▸ Exercise goal: Count lines holding the word "must". Only the number is wanted.

━━ Exercise materials ━━

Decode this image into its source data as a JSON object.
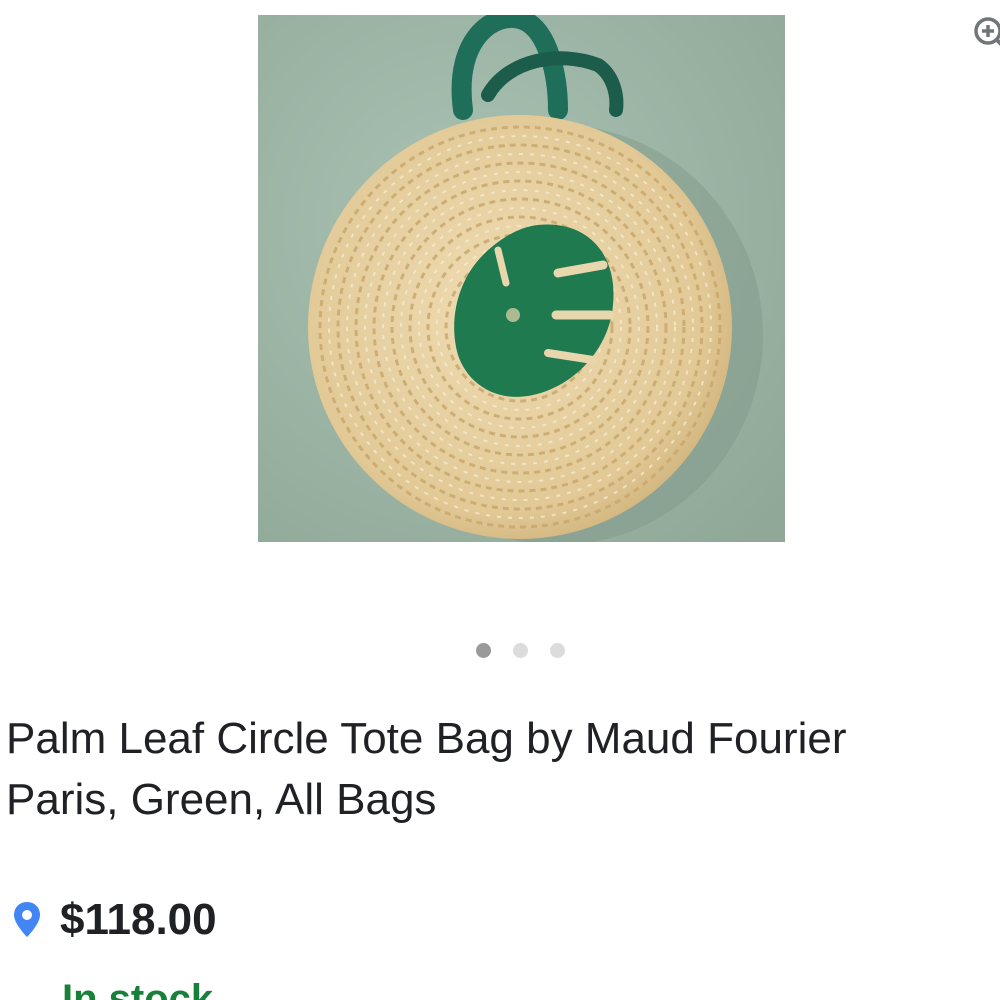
{
  "product": {
    "title": "Palm Leaf Circle Tote Bag by Maud Fourier Paris, Green, All Bags",
    "price": "$118.00",
    "stock_status": "In stock"
  },
  "carousel": {
    "total_images": 3,
    "active_index": 0
  },
  "icons": {
    "zoom": "zoom-in-icon",
    "location": "location-pin-icon"
  },
  "colors": {
    "image_background": "#9fb7a8",
    "leaf_green": "#1f7a4f",
    "pin_blue": "#4285f4",
    "in_stock_green": "#188038",
    "dot_active": "#9a9a9a",
    "dot_inactive": "#dcdcdc"
  }
}
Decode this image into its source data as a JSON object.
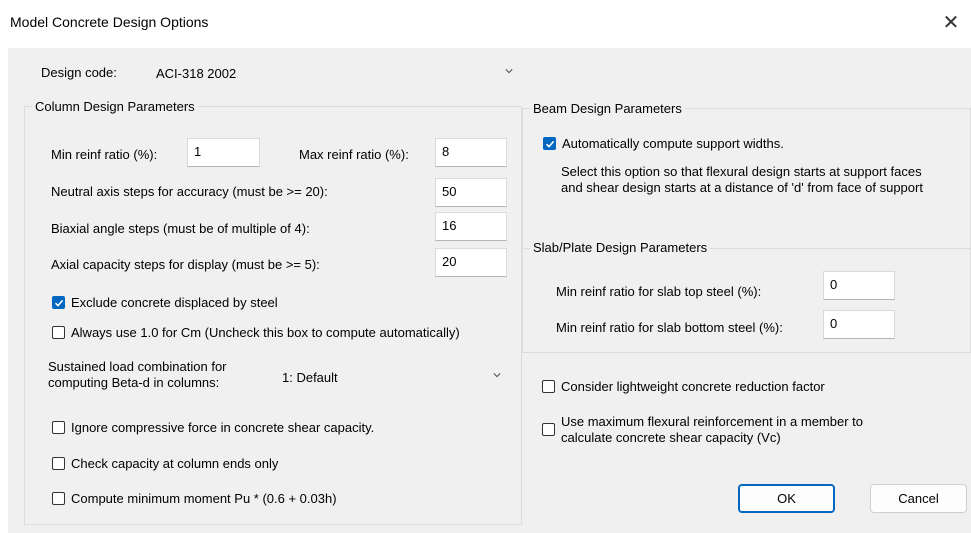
{
  "window": {
    "title": "Model Concrete Design Options",
    "close_glyph": "✕"
  },
  "design_code": {
    "label": "Design code:",
    "value": "ACI-318 2002"
  },
  "column": {
    "group_title": "Column Design Parameters",
    "min_reinf_label": "Min reinf ratio (%):",
    "min_reinf_value": "1",
    "max_reinf_label": "Max reinf ratio (%):",
    "max_reinf_value": "8",
    "neutral_axis_label": "Neutral axis steps for accuracy (must be >= 20):",
    "neutral_axis_value": "50",
    "biaxial_label": "Biaxial angle steps (must be of multiple of 4):",
    "biaxial_value": "16",
    "axial_label": "Axial capacity steps for display (must be >= 5):",
    "axial_value": "20",
    "exclude_concrete": {
      "label": "Exclude concrete displaced by steel",
      "checked": true
    },
    "always_cm": {
      "label": "Always use 1.0 for Cm (Uncheck this box to compute automatically)",
      "checked": false
    },
    "sustained_label_line1": "Sustained load combination for",
    "sustained_label_line2": "computing Beta-d in columns:",
    "sustained_value": "1: Default",
    "ignore_compressive": {
      "label": "Ignore compressive force in concrete shear capacity.",
      "checked": false
    },
    "check_ends": {
      "label": "Check capacity at column ends only",
      "checked": false
    },
    "compute_min_moment": {
      "label": "Compute minimum moment Pu * (0.6 + 0.03h)",
      "checked": false
    }
  },
  "beam": {
    "group_title": "Beam Design Parameters",
    "auto_support": {
      "label": "Automatically compute support widths.",
      "checked": true
    },
    "desc_line1": "Select this option so that flexural design starts at support faces",
    "desc_line2": "and shear design starts at a distance of 'd' from face of support"
  },
  "slab": {
    "group_title": "Slab/Plate Design Parameters",
    "top_label": "Min reinf ratio for slab top steel (%):",
    "top_value": "0",
    "bottom_label": "Min reinf ratio for slab bottom steel (%):",
    "bottom_value": "0"
  },
  "options": {
    "lightweight": {
      "label": "Consider lightweight concrete reduction factor",
      "checked": false
    },
    "max_flexural_line1": "Use maximum flexural reinforcement in a member to",
    "max_flexural_line2": "calculate concrete shear capacity (Vc)",
    "max_flexural_checked": false
  },
  "buttons": {
    "ok": "OK",
    "cancel": "Cancel"
  },
  "colors": {
    "accent": "#0067c0",
    "client_bg": "#f0f0f0"
  }
}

━━━

▸ Task solution: 3